*GIVEN INSTRUCTION*:
Write out the entries again exactly as they are given.

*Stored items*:
START

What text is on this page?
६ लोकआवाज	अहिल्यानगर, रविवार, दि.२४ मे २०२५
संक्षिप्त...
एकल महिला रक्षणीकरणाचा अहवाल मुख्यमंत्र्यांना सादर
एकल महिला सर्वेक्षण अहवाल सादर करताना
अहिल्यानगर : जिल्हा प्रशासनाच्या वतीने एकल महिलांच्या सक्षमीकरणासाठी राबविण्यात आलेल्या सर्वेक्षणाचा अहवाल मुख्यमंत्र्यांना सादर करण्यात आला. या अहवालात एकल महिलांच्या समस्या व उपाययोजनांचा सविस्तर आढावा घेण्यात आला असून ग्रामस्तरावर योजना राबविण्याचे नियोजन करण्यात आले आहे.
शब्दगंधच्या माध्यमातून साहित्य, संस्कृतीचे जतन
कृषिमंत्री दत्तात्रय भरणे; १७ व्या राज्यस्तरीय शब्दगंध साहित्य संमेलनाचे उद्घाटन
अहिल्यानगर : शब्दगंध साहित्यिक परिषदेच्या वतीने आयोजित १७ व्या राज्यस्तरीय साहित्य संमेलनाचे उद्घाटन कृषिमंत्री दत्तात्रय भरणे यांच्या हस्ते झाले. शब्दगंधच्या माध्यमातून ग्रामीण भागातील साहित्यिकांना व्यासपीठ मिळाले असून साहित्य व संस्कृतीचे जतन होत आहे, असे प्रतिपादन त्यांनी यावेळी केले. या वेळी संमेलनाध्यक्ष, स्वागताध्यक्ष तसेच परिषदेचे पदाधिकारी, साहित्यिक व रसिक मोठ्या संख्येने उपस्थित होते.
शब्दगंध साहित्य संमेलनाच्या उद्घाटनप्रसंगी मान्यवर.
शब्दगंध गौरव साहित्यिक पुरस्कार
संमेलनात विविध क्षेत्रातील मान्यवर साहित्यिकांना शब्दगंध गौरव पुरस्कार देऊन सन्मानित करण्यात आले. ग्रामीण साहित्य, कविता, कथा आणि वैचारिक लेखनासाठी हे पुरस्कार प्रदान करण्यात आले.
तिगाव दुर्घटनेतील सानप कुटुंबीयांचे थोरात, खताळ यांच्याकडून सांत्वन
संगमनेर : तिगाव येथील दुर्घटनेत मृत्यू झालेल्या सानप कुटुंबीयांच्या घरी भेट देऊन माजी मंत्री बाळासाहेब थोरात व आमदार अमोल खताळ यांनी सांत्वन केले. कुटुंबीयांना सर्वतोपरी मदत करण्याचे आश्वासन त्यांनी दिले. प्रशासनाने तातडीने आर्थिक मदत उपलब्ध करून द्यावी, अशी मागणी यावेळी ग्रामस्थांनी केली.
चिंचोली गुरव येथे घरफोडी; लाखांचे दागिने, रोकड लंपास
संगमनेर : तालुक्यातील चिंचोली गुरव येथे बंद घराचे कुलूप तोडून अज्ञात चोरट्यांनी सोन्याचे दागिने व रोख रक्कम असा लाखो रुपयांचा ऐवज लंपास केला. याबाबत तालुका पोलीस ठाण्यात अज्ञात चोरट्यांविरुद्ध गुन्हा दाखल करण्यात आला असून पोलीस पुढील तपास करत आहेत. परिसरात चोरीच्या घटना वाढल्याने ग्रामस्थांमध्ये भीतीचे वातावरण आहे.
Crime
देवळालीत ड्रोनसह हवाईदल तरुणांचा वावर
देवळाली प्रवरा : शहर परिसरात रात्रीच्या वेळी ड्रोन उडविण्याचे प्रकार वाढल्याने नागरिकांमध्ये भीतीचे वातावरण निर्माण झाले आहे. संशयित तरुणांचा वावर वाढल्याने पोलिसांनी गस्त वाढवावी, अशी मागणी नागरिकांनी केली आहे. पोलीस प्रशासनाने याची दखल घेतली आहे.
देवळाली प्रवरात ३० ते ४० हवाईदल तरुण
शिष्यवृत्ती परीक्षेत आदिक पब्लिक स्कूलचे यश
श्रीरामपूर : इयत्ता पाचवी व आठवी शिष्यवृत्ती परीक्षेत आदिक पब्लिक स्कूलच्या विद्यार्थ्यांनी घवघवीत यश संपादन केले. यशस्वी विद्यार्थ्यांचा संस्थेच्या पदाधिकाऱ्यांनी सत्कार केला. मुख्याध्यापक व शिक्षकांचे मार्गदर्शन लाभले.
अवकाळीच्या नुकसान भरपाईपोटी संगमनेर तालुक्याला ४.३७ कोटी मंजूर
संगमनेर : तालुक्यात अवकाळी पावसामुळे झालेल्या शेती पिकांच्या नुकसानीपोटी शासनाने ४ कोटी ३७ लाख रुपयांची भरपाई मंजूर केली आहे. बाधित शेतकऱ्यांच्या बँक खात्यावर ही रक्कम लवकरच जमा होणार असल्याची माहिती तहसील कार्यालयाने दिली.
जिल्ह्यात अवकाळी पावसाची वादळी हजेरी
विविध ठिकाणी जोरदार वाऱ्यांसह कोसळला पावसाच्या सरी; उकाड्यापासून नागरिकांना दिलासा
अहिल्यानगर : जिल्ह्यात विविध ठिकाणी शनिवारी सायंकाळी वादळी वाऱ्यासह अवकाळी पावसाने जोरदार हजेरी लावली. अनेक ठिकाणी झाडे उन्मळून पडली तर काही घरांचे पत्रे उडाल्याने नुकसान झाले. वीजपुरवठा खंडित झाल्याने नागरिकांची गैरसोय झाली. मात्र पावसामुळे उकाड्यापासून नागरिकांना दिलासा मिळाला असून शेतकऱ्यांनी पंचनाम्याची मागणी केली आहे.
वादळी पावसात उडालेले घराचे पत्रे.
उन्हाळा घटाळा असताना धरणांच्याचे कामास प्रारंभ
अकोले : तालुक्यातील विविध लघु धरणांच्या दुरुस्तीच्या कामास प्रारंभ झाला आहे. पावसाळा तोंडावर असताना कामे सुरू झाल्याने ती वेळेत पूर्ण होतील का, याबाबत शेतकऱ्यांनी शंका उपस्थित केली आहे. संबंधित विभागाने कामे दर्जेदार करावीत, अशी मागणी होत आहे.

END

*PROBLEM SOLUTION*:
What text is on this page?
६ लोकआवाज	अहिल्यानगर, रविवार, दि.२४ मे २०२५
संक्षिप्त...
एकल महिला रक्षणीकरणाचा अहवाल मुख्यमंत्र्यांना सादर
एकल महिला सर्वेक्षण अहवाल सादर करताना
अहिल्यानगर : जिल्हा प्रशासनाच्या वतीने एकल महिलांच्या सक्षमीकरणासाठी राबविण्यात आलेल्या सर्वेक्षणाचा अहवाल मुख्यमंत्र्यांना सादर करण्यात आला. या अहवालात एकल महिलांच्या समस्या व उपाययोजनांचा सविस्तर आढावा घेण्यात आला असून ग्रामस्तरावर योजना राबविण्याचे नियोजन करण्यात आले आहे.
शब्दगंधच्या माध्यमातून साहित्य, संस्कृतीचे जतन
कृषिमंत्री दत्तात्रय भरणे; १७ व्या राज्यस्तरीय शब्दगंध साहित्य संमेलनाचे उद्घाटन
अहिल्यानगर : शब्दगंध साहित्यिक परिषदेच्या वतीने आयोजित १७ व्या राज्यस्तरीय साहित्य संमेलनाचे उद्घाटन कृषिमंत्री दत्तात्रय भरणे यांच्या हस्ते झाले. शब्दगंधच्या माध्यमातून ग्रामीण भागातील साहित्यिकांना व्यासपीठ मिळाले असून साहित्य व संस्कृतीचे जतन होत आहे, असे प्रतिपादन त्यांनी यावेळी केले. या वेळी संमेलनाध्यक्ष, स्वागताध्यक्ष तसेच परिषदेचे पदाधिकारी, साहित्यिक व रसिक मोठ्या संख्येने उपस्थित होते.
शब्दगंध साहित्य संमेलनाच्या उद्घाटनप्रसंगी मान्यवर.
शब्दगंध गौरव साहित्यिक पुरस्कार
संमेलनात विविध क्षेत्रातील मान्यवर साहित्यिकांना शब्दगंध गौरव पुरस्कार देऊन सन्मानित करण्यात आले. ग्रामीण साहित्य, कविता, कथा आणि वैचारिक लेखनासाठी हे पुरस्कार प्रदान करण्यात आले.
तिगाव दुर्घटनेतील सानप कुटुंबीयांचे थोरात, खताळ यांच्याकडून सांत्वन
संगमनेर : तिगाव येथील दुर्घटनेत मृत्यू झालेल्या सानप कुटुंबीयांच्या घरी भेट देऊन माजी मंत्री बाळासाहेब थोरात व आमदार अमोल खताळ यांनी सांत्वन केले. कुटुंबीयांना सर्वतोपरी मदत करण्याचे आश्वासन त्यांनी दिले. प्रशासनाने तातडीने आर्थिक मदत उपलब्ध करून द्यावी, अशी मागणी यावेळी ग्रामस्थांनी केली.
चिंचोली गुरव येथे घरफोडी; लाखांचे दागिने, रोकड लंपास
संगमनेर : तालुक्यातील चिंचोली गुरव येथे बंद घराचे कुलूप तोडून अज्ञात चोरट्यांनी सोन्याचे दागिने व रोख रक्कम असा लाखो रुपयांचा ऐवज लंपास केला. याबाबत तालुका पोलीस ठाण्यात अज्ञात चोरट्यांविरुद्ध गुन्हा दाखल करण्यात आला असून पोलीस पुढील तपास करत आहेत. परिसरात चोरीच्या घटना वाढल्याने ग्रामस्थांमध्ये भीतीचे वातावरण आहे.
Crime
देवळालीत ड्रोनसह हवाईदल तरुणांचा वावर
देवळाली प्रवरा : शहर परिसरात रात्रीच्या वेळी ड्रोन उडविण्याचे प्रकार वाढल्याने नागरिकांमध्ये भीतीचे वातावरण निर्माण झाले आहे. संशयित तरुणांचा वावर वाढल्याने पोलिसांनी गस्त वाढवावी, अशी मागणी नागरिकांनी केली आहे. पोलीस प्रशासनाने याची दखल घेतली आहे.
देवळाली प्रवरात ३० ते ४० हवाईदल तरुण
शिष्यवृत्ती परीक्षेत आदिक पब्लिक स्कूलचे यश
श्रीरामपूर : इयत्ता पाचवी व आठवी शिष्यवृत्ती परीक्षेत आदिक पब्लिक स्कूलच्या विद्यार्थ्यांनी घवघवीत यश संपादन केले. यशस्वी विद्यार्थ्यांचा संस्थेच्या पदाधिकाऱ्यांनी सत्कार केला. मुख्याध्यापक व शिक्षकांचे मार्गदर्शन लाभले.
अवकाळीच्या नुकसान भरपाईपोटी संगमनेर तालुक्याला ४.३७ कोटी मंजूर
संगमनेर : तालुक्यात अवकाळी पावसामुळे झालेल्या शेती पिकांच्या नुकसानीपोटी शासनाने ४ कोटी ३७ लाख रुपयांची भरपाई मंजूर केली आहे. बाधित शेतकऱ्यांच्या बँक खात्यावर ही रक्कम लवकरच जमा होणार असल्याची माहिती तहसील कार्यालयाने दिली.
जिल्ह्यात अवकाळी पावसाची वादळी हजेरी
विविध ठिकाणी जोरदार वाऱ्यांसह कोसळला पावसाच्या सरी; उकाड्यापासून नागरिकांना दिलासा
अहिल्यानगर : जिल्ह्यात विविध ठिकाणी शनिवारी सायंकाळी वादळी वाऱ्यासह अवकाळी पावसाने जोरदार हजेरी लावली. अनेक ठिकाणी झाडे उन्मळून पडली तर काही घरांचे पत्रे उडाल्याने नुकसान झाले. वीजपुरवठा खंडित झाल्याने नागरिकांची गैरसोय झाली. मात्र पावसामुळे उकाड्यापासून नागरिकांना दिलासा मिळाला असून शेतकऱ्यांनी पंचनाम्याची मागणी केली आहे.
वादळी पावसात उडालेले घराचे पत्रे.
उन्हाळा घटाळा असताना धरणांच्याचे कामास प्रारंभ
अकोले : तालुक्यातील विविध लघु धरणांच्या दुरुस्तीच्या कामास प्रारंभ झाला आहे. पावसाळा तोंडावर असताना कामे सुरू झाल्याने ती वेळेत पूर्ण होतील का, याबाबत शेतकऱ्यांनी शंका उपस्थित केली आहे. संबंधित विभागाने कामे दर्जेदार करावीत, अशी मागणी होत आहे.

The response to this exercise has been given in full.